### ROWS
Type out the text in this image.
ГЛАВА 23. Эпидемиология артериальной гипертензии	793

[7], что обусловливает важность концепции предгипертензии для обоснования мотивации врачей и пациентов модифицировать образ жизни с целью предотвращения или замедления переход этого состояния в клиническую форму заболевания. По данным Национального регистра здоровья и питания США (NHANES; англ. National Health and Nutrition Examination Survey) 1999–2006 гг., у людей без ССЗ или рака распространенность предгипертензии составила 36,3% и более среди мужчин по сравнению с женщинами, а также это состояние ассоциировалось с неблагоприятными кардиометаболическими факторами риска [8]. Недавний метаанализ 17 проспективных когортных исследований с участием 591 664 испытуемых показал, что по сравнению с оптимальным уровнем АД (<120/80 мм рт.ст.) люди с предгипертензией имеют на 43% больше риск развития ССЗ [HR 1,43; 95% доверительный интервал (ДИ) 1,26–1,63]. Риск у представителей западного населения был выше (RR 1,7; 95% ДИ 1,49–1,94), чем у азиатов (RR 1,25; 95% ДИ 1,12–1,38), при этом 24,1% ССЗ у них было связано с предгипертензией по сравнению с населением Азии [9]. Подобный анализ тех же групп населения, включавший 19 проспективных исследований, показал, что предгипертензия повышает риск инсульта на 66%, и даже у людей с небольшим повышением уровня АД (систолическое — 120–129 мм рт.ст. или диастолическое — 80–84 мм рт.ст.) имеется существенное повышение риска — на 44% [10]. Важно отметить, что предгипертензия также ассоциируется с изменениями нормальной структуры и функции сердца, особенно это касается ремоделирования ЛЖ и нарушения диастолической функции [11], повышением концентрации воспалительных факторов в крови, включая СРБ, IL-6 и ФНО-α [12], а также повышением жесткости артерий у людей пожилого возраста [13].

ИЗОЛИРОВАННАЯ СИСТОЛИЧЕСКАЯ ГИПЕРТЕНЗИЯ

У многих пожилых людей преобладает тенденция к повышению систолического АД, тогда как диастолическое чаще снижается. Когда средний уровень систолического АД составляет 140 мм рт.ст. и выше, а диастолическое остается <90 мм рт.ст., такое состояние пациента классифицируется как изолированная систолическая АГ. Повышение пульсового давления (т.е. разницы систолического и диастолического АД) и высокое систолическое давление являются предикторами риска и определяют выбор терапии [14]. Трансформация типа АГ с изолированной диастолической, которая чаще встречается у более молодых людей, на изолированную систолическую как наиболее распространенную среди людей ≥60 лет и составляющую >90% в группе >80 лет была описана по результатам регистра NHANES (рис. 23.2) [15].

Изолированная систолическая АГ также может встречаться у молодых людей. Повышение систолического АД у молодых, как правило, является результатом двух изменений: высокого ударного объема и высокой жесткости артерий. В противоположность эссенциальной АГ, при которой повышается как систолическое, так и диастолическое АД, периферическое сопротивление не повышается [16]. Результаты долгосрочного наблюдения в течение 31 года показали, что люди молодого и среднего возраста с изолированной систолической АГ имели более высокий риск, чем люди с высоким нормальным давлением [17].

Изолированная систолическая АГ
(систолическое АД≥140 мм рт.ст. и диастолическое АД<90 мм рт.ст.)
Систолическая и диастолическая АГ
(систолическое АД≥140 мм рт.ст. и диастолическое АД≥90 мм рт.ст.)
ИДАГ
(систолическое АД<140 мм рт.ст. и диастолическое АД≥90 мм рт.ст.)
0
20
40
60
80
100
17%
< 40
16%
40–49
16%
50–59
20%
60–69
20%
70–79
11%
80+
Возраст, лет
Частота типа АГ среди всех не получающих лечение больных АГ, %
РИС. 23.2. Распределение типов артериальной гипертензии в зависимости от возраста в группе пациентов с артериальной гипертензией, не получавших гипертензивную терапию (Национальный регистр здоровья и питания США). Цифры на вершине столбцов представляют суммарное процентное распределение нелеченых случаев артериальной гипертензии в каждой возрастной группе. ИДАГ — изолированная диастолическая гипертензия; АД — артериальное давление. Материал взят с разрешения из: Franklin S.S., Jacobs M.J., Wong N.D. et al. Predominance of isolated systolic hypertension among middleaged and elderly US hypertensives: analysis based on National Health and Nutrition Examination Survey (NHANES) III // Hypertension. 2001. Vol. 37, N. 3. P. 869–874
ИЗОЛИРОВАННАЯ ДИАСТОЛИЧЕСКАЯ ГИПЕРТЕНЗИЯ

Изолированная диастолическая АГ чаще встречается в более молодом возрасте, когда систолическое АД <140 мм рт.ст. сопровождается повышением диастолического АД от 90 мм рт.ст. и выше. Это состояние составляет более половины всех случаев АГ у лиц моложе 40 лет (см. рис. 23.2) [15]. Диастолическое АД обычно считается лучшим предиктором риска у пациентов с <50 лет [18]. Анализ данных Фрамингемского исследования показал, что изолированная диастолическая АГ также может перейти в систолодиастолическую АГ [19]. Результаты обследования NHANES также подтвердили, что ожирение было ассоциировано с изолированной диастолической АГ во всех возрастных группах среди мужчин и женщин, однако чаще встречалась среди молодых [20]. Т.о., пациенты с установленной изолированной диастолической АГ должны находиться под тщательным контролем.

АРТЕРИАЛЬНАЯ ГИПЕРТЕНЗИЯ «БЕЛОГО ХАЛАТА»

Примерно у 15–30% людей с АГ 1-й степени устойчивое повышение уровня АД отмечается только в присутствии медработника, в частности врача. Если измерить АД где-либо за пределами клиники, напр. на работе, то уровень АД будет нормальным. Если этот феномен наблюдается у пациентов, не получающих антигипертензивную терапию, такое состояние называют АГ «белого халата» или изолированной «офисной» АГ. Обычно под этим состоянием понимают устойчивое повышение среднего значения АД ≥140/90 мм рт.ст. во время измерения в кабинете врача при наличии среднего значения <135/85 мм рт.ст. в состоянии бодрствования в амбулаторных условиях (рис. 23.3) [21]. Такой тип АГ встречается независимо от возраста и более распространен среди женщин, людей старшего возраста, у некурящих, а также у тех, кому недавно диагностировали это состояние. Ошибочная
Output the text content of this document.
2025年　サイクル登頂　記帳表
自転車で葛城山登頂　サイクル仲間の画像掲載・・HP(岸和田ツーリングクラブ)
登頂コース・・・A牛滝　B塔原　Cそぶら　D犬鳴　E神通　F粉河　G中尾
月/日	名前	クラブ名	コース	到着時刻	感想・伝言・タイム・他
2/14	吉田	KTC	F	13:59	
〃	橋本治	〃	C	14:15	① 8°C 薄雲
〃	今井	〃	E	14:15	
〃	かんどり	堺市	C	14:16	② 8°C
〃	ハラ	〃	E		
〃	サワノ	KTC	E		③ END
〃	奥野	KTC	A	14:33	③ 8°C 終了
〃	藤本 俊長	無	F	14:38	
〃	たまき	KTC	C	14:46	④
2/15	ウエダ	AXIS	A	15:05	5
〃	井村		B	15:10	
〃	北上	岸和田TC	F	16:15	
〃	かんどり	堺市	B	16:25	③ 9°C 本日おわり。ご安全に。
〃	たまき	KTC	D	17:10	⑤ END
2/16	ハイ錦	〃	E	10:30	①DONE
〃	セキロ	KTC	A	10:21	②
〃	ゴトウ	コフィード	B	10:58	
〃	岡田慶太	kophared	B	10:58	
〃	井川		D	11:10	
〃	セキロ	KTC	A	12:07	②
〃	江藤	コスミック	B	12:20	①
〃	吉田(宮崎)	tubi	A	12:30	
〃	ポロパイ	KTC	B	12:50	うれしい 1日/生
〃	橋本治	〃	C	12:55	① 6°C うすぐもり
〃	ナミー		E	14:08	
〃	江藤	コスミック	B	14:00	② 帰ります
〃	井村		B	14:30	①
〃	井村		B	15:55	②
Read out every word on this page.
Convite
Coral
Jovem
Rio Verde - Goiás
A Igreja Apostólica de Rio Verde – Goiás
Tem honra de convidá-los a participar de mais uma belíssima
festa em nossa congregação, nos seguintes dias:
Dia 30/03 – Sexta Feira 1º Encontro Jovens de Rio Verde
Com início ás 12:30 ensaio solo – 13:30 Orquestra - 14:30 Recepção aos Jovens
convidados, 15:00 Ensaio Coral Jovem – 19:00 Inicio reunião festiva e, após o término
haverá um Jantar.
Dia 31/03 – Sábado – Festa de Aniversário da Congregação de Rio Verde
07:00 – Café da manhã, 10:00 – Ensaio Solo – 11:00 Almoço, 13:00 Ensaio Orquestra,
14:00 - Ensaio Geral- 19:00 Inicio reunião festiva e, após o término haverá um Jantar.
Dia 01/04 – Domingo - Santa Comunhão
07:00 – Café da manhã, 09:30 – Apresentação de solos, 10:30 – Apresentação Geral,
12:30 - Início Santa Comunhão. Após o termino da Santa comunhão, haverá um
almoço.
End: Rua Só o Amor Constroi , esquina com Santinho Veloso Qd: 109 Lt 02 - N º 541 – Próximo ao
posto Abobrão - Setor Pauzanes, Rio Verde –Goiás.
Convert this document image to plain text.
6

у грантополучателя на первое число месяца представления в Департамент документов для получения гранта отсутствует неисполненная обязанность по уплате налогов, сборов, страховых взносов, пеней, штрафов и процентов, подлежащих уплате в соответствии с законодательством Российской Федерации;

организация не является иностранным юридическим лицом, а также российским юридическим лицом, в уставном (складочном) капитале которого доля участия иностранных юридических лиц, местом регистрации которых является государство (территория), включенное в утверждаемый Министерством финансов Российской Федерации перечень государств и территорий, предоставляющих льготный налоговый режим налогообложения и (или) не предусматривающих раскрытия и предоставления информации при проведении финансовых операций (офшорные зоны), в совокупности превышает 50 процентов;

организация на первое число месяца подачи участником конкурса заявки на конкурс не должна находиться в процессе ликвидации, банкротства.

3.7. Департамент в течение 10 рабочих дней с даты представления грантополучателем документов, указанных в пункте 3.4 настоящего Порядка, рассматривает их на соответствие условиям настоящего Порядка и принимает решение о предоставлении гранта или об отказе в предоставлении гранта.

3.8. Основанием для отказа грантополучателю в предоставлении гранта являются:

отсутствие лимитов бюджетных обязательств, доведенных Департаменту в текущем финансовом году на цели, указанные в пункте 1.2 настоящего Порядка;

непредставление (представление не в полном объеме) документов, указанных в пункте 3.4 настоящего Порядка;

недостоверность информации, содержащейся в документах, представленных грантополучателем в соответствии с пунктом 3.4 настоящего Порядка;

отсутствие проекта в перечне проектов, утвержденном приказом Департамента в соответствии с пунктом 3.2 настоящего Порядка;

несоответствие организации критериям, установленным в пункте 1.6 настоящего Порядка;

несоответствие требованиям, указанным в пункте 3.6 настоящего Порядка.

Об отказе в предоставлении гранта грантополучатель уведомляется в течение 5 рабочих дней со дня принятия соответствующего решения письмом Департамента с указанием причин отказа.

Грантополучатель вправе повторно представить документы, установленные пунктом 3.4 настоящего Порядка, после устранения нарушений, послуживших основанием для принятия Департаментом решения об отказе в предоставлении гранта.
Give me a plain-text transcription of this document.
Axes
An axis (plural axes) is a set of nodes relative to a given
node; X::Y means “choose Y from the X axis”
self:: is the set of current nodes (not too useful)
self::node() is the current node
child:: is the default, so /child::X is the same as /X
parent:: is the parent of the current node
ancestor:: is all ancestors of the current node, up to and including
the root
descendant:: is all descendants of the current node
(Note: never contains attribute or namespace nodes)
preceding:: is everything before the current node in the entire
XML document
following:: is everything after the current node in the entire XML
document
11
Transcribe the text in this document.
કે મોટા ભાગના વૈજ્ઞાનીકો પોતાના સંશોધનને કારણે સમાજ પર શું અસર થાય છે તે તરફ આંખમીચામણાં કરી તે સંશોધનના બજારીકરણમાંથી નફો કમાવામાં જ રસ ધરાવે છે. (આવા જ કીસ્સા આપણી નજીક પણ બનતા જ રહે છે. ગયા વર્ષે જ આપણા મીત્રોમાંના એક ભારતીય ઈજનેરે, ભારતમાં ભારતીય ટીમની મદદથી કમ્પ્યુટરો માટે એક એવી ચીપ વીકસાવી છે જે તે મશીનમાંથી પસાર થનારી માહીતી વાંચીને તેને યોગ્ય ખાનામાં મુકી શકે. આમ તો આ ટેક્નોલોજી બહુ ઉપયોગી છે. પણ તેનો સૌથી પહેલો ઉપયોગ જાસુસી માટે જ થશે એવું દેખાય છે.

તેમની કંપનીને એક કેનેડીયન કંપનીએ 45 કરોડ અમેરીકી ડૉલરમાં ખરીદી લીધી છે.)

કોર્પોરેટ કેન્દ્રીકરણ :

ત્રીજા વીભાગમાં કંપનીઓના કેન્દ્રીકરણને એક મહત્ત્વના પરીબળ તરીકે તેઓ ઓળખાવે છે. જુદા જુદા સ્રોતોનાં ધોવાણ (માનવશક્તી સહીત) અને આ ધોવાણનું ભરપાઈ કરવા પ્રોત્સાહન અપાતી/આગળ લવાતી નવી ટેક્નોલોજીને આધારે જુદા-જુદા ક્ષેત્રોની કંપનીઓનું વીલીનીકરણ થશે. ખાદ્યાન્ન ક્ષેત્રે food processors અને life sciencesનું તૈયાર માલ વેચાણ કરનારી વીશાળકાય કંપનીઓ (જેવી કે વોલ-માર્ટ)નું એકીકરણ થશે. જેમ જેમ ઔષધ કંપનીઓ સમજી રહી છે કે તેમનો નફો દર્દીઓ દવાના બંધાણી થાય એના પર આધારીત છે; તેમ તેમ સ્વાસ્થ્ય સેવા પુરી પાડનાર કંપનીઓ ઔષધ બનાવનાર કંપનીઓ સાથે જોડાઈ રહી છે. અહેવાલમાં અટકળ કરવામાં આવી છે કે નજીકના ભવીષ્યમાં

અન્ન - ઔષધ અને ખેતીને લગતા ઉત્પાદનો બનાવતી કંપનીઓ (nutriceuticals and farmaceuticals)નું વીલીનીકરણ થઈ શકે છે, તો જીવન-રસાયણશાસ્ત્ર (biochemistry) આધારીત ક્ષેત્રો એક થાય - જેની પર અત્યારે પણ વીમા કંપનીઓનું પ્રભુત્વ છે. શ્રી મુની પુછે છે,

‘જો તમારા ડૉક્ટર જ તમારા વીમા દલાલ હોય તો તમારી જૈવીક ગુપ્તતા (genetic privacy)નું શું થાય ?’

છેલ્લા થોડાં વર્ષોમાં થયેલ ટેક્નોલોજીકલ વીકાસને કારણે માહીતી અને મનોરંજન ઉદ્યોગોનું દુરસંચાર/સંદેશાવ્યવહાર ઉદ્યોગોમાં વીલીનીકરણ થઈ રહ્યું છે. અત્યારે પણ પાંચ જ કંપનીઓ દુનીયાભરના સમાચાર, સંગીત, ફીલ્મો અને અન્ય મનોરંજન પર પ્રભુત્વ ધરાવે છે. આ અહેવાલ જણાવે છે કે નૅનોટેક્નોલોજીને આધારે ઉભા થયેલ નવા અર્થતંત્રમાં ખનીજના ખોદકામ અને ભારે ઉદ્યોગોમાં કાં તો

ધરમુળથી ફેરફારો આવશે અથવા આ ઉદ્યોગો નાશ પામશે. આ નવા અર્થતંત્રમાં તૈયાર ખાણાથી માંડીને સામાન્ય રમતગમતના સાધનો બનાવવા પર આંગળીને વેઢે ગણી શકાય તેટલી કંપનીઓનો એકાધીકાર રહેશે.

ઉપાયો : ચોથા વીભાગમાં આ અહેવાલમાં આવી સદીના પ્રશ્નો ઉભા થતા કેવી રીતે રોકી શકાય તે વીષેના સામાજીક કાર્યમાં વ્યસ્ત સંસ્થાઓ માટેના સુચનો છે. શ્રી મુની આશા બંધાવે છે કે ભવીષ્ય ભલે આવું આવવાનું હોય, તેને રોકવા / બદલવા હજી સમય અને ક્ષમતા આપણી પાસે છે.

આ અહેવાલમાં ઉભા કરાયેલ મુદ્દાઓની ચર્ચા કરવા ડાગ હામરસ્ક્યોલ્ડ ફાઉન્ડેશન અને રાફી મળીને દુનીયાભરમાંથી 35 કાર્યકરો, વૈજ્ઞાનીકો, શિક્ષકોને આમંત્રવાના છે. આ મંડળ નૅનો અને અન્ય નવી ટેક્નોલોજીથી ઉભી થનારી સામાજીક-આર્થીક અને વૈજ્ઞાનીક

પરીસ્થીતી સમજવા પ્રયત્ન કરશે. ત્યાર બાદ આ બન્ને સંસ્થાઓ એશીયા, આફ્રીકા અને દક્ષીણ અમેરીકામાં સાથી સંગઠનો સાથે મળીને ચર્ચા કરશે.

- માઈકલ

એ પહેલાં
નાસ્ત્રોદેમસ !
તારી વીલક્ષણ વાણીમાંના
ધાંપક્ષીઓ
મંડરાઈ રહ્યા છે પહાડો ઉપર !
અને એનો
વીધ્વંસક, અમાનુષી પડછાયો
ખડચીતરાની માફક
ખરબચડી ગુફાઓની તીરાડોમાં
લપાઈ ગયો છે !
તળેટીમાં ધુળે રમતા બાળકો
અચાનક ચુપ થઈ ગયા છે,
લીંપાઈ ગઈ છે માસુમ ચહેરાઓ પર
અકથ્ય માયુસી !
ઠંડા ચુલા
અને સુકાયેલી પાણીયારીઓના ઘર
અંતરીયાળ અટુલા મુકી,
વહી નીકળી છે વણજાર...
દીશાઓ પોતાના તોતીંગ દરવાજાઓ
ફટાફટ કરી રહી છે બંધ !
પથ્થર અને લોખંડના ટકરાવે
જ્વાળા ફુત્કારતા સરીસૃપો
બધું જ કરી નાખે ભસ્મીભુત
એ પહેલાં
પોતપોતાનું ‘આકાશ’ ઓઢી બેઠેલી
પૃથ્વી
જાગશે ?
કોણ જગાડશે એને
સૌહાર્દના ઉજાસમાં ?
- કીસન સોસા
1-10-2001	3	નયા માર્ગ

### GIVEN INSTRUCTION
Using the records above, pull out each line where the word "haverá" occurs.

### REPLY
haverá um Jantar.
14:00 - Ensaio Geral- 19:00 Inicio reunião festiva e, após o término haverá um Jantar.
12:30 - Início Santa Comunhão. Após o termino da Santa comunhão, haverá um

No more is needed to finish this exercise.